> What is asked
Retype all of the data. Every line must match exactly.

Dataset records
┌──

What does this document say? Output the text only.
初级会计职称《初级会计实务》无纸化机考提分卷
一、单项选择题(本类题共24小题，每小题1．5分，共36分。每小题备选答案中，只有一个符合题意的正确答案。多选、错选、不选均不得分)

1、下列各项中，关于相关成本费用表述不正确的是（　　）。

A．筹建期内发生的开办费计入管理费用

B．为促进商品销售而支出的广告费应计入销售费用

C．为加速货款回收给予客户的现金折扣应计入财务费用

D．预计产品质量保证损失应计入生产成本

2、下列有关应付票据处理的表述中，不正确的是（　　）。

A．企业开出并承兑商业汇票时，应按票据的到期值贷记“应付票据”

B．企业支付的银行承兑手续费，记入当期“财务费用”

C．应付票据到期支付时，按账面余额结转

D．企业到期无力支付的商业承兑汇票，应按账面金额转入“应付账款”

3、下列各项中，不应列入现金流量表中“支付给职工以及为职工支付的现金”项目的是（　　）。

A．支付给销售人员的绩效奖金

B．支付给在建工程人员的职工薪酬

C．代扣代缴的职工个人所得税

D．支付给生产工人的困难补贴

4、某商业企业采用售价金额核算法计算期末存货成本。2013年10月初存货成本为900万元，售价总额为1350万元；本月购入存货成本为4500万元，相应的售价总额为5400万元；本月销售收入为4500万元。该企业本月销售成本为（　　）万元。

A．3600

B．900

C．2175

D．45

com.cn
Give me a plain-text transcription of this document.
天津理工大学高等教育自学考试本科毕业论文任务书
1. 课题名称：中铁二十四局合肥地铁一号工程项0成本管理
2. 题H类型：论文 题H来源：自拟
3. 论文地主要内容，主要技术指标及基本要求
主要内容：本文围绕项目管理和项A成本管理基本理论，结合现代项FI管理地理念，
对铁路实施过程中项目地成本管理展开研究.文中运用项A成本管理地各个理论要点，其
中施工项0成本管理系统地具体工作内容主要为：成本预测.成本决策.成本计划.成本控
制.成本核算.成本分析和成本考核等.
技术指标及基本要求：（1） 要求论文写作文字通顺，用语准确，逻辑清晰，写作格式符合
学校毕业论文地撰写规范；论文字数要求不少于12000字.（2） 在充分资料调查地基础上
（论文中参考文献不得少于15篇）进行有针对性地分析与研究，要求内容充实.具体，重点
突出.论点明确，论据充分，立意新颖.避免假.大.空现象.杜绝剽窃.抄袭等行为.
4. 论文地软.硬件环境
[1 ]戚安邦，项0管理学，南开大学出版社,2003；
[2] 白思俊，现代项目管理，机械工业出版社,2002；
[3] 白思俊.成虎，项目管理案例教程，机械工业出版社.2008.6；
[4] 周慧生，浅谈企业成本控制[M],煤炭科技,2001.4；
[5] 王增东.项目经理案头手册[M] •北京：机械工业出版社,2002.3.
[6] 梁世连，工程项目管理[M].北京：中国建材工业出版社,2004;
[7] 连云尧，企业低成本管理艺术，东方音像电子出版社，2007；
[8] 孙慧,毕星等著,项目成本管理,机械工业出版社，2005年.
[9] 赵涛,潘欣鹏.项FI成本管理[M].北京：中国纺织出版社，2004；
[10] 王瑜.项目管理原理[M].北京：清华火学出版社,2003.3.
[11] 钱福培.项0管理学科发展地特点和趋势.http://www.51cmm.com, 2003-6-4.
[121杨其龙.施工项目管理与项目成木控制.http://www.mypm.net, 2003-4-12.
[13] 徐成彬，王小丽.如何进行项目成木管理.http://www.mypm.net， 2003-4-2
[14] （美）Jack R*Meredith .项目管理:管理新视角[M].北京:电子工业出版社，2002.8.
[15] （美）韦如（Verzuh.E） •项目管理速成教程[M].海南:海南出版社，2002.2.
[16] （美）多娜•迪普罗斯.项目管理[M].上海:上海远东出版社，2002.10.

└──

> Result for this task
What does this document say? Output the text only.
初级会计职称《初级会计实务》无纸化机考提分卷
一、单项选择题(本类题共24小题，每小题1．5分，共36分。每小题备选答案中，只有一个符合题意的正确答案。多选、错选、不选均不得分)

1、下列各项中，关于相关成本费用表述不正确的是（　　）。

A．筹建期内发生的开办费计入管理费用

B．为促进商品销售而支出的广告费应计入销售费用

C．为加速货款回收给予客户的现金折扣应计入财务费用

D．预计产品质量保证损失应计入生产成本

2、下列有关应付票据处理的表述中，不正确的是（　　）。

A．企业开出并承兑商业汇票时，应按票据的到期值贷记“应付票据”

B．企业支付的银行承兑手续费，记入当期“财务费用”

C．应付票据到期支付时，按账面余额结转

D．企业到期无力支付的商业承兑汇票，应按账面金额转入“应付账款”

3、下列各项中，不应列入现金流量表中“支付给职工以及为职工支付的现金”项目的是（　　）。

A．支付给销售人员的绩效奖金

B．支付给在建工程人员的职工薪酬

C．代扣代缴的职工个人所得税

D．支付给生产工人的困难补贴

4、某商业企业采用售价金额核算法计算期末存货成本。2013年10月初存货成本为900万元，售价总额为1350万元；本月购入存货成本为4500万元，相应的售价总额为5400万元；本月销售收入为4500万元。该企业本月销售成本为（　　）万元。

A．3600

B．900

C．2175

D．45

com.cn
Give me a plain-text transcription of this document.
天津理工大学高等教育自学考试本科毕业论文任务书
1. 课题名称：中铁二十四局合肥地铁一号工程项0成本管理
2. 题H类型：论文 题H来源：自拟
3. 论文地主要内容，主要技术指标及基本要求
主要内容：本文围绕项目管理和项A成本管理基本理论，结合现代项FI管理地理念，
对铁路实施过程中项目地成本管理展开研究.文中运用项A成本管理地各个理论要点，其
中施工项0成本管理系统地具体工作内容主要为：成本预测.成本决策.成本计划.成本控
制.成本核算.成本分析和成本考核等.
技术指标及基本要求：（1） 要求论文写作文字通顺，用语准确，逻辑清晰，写作格式符合
学校毕业论文地撰写规范；论文字数要求不少于12000字.（2） 在充分资料调查地基础上
（论文中参考文献不得少于15篇）进行有针对性地分析与研究，要求内容充实.具体，重点
突出.论点明确，论据充分，立意新颖.避免假.大.空现象.杜绝剽窃.抄袭等行为.
4. 论文地软.硬件环境
[1 ]戚安邦，项0管理学，南开大学出版社,2003；
[2] 白思俊，现代项目管理，机械工业出版社,2002；
[3] 白思俊.成虎，项目管理案例教程，机械工业出版社.2008.6；
[4] 周慧生，浅谈企业成本控制[M],煤炭科技,2001.4；
[5] 王增东.项目经理案头手册[M] •北京：机械工业出版社,2002.3.
[6] 梁世连，工程项目管理[M].北京：中国建材工业出版社,2004;
[7] 连云尧，企业低成本管理艺术，东方音像电子出版社，2007；
[8] 孙慧,毕星等著,项目成本管理,机械工业出版社，2005年.
[9] 赵涛,潘欣鹏.项FI成本管理[M].北京：中国纺织出版社，2004；
[10] 王瑜.项目管理原理[M].北京：清华火学出版社,2003.3.
[11] 钱福培.项0管理学科发展地特点和趋势.http://www.51cmm.com, 2003-6-4.
[121杨其龙.施工项目管理与项目成木控制.http://www.mypm.net, 2003-4-12.
[13] 徐成彬，王小丽.如何进行项目成木管理.http://www.mypm.net， 2003-4-2
[14] （美）Jack R*Meredith .项目管理:管理新视角[M].北京:电子工业出版社，2002.8.
[15] （美）韦如（Verzuh.E） •项目管理速成教程[M].海南:海南出版社，2002.2.
[16] （美）多娜•迪普罗斯.项目管理[M].上海:上海远东出版社，2002.10.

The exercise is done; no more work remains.